### TASK REQUIREMENTS
Find the line containing "Serialize everything readable" in the entries; transcribe it and all remaining lines through the end, exactly as they appear, but not the pictures.
--- BEGIN GIVEN DATA ---
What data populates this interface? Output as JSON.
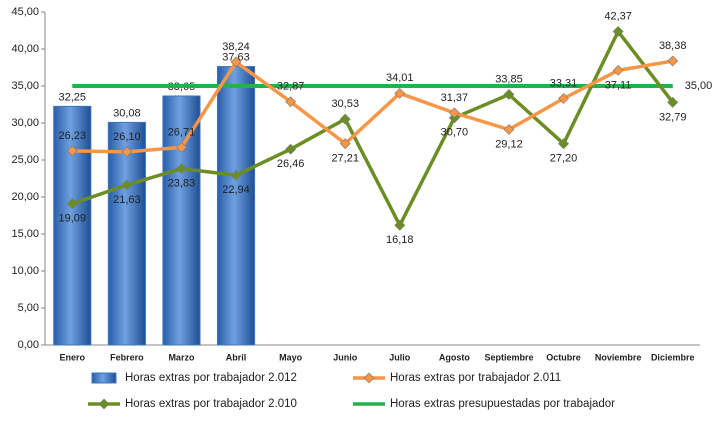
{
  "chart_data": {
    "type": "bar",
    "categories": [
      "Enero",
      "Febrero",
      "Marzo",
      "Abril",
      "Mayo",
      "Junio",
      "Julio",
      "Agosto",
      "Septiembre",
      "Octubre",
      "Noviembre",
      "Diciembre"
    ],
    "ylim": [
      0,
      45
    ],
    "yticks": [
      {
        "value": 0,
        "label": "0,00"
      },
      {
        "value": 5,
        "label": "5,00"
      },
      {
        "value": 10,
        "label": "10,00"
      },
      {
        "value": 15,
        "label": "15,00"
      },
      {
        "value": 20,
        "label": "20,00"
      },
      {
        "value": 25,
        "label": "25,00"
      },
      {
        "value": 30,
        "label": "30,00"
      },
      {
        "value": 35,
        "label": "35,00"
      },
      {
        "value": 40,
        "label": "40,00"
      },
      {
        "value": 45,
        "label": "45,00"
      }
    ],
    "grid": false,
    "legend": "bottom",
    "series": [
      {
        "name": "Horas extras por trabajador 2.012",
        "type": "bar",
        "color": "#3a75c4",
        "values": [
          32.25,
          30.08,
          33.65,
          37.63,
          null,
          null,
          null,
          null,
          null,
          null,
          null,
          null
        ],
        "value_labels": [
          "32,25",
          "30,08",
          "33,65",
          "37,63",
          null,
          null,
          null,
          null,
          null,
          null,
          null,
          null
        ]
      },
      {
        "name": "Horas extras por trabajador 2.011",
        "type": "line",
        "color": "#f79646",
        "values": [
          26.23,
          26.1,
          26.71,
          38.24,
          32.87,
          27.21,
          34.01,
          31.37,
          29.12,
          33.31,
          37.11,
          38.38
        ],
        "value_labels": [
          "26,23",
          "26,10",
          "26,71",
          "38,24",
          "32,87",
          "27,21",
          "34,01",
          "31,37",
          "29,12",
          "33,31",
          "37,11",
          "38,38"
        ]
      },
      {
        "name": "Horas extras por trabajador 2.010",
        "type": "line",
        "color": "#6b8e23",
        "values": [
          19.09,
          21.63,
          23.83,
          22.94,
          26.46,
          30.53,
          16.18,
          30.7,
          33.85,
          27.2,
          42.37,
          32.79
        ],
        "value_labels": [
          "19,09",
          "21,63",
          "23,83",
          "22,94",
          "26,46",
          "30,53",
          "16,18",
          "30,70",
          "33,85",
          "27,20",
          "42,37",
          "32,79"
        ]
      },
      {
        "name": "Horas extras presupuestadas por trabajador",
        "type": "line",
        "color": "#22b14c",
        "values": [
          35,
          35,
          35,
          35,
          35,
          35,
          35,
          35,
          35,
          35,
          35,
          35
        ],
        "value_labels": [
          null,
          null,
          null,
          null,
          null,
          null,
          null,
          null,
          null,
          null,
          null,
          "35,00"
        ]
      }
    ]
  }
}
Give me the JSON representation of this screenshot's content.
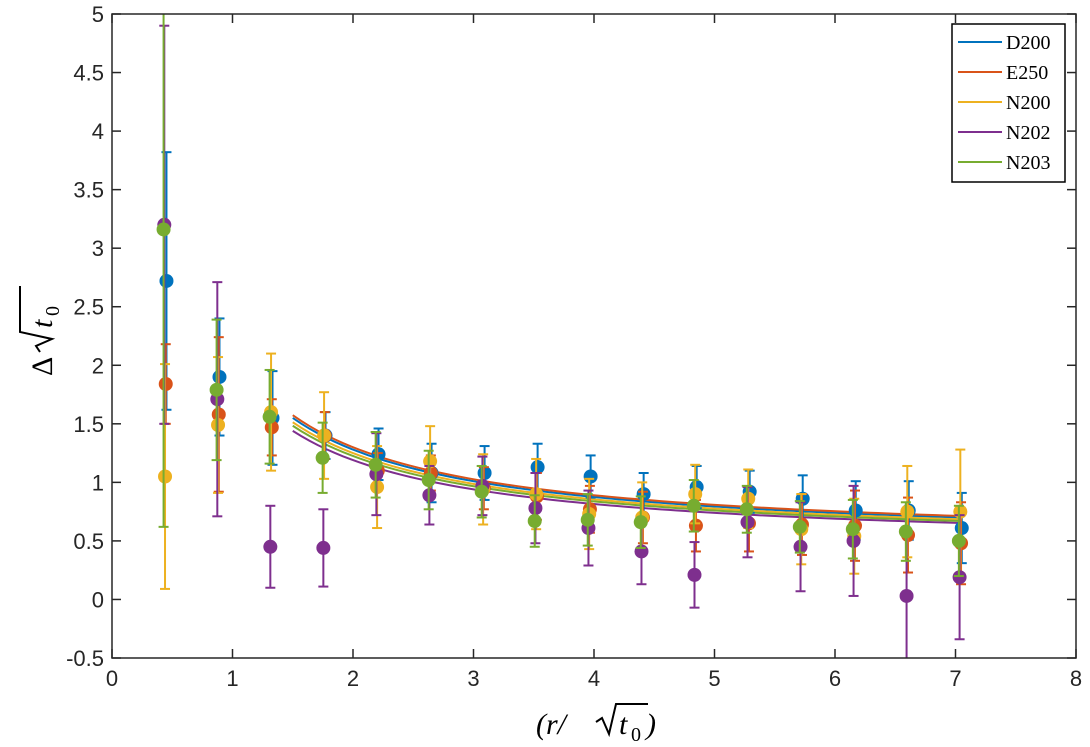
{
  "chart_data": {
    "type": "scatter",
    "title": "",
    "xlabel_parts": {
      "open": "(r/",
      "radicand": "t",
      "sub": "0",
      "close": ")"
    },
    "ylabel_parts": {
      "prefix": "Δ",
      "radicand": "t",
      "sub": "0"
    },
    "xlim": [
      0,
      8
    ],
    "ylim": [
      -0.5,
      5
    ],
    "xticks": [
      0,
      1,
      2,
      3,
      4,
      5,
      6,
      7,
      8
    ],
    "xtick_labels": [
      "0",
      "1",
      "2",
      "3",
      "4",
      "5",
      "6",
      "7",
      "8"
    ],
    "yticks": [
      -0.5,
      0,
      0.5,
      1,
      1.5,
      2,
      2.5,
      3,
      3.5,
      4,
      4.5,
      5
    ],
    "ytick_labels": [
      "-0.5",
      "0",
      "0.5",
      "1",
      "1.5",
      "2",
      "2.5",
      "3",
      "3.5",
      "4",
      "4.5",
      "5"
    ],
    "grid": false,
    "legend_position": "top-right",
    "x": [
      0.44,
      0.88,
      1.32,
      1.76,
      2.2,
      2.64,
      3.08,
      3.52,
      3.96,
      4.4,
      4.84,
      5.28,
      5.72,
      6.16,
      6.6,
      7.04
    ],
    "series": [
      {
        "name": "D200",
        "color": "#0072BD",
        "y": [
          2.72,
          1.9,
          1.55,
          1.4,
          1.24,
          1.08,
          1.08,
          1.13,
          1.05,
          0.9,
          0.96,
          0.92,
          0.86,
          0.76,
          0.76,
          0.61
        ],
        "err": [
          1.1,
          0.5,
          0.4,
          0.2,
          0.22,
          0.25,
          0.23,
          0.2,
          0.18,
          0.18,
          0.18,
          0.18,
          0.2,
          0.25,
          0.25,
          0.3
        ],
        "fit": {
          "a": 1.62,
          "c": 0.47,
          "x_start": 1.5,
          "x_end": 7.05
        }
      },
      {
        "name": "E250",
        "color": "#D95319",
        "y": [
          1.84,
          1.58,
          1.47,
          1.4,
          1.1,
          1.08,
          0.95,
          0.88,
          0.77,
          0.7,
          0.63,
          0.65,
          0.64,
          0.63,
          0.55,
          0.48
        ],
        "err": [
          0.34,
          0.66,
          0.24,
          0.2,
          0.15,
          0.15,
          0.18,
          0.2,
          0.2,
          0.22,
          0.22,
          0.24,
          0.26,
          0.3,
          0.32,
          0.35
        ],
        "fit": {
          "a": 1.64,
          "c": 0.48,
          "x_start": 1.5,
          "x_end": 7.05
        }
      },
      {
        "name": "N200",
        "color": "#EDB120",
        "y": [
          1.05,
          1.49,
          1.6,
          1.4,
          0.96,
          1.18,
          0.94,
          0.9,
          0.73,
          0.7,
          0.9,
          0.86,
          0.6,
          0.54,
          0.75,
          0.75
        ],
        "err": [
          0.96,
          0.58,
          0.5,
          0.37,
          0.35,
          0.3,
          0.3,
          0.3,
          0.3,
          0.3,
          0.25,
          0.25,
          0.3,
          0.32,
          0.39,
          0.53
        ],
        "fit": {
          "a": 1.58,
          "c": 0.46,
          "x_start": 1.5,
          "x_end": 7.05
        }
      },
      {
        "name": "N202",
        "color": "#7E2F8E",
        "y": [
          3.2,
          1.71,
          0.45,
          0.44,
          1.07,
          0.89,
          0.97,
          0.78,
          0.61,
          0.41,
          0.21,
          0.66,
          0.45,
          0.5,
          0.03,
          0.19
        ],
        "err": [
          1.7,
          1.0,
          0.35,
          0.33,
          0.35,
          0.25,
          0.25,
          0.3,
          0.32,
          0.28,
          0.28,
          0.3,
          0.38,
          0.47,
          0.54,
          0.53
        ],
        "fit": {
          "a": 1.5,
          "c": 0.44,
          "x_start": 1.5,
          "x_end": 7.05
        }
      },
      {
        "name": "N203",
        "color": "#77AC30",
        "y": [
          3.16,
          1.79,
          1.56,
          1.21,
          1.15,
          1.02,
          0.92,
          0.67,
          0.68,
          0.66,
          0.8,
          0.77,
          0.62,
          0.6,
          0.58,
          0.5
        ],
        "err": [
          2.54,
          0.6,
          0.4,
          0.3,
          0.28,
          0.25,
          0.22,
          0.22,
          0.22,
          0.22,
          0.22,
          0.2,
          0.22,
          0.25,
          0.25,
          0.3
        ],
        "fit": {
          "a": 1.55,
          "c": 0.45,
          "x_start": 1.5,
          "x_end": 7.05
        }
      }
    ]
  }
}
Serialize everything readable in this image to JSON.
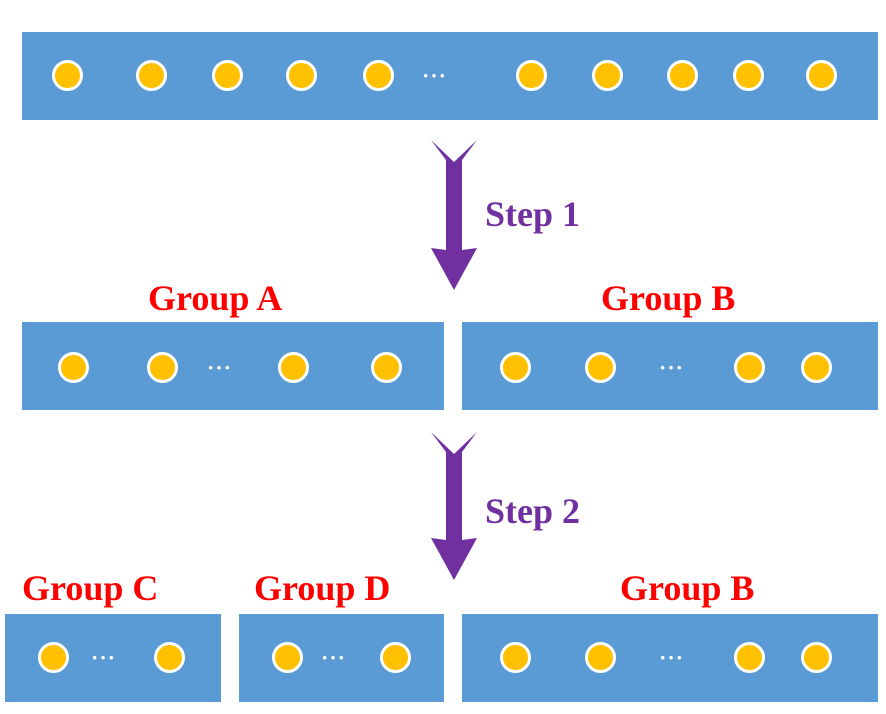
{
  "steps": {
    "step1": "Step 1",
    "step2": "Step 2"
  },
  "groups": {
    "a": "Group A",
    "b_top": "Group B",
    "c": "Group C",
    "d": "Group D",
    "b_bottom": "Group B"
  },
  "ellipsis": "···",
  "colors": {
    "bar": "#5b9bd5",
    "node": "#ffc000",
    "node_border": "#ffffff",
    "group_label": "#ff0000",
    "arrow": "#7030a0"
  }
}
--- END GIVEN DATA ---
### EXERCISE SOLUTION
Serialize everything readable in this image to JSON.
{
  "steps": {
    "step1": "Step 1",
    "step2": "Step 2"
  },
  "groups": {
    "a": "Group A",
    "b_top": "Group B",
    "c": "Group C",
    "d": "Group D",
    "b_bottom": "Group B"
  },
  "ellipsis": "···",
  "colors": {
    "bar": "#5b9bd5",
    "node": "#ffc000",
    "node_border": "#ffffff",
    "group_label": "#ff0000",
    "arrow": "#7030a0"
  }
}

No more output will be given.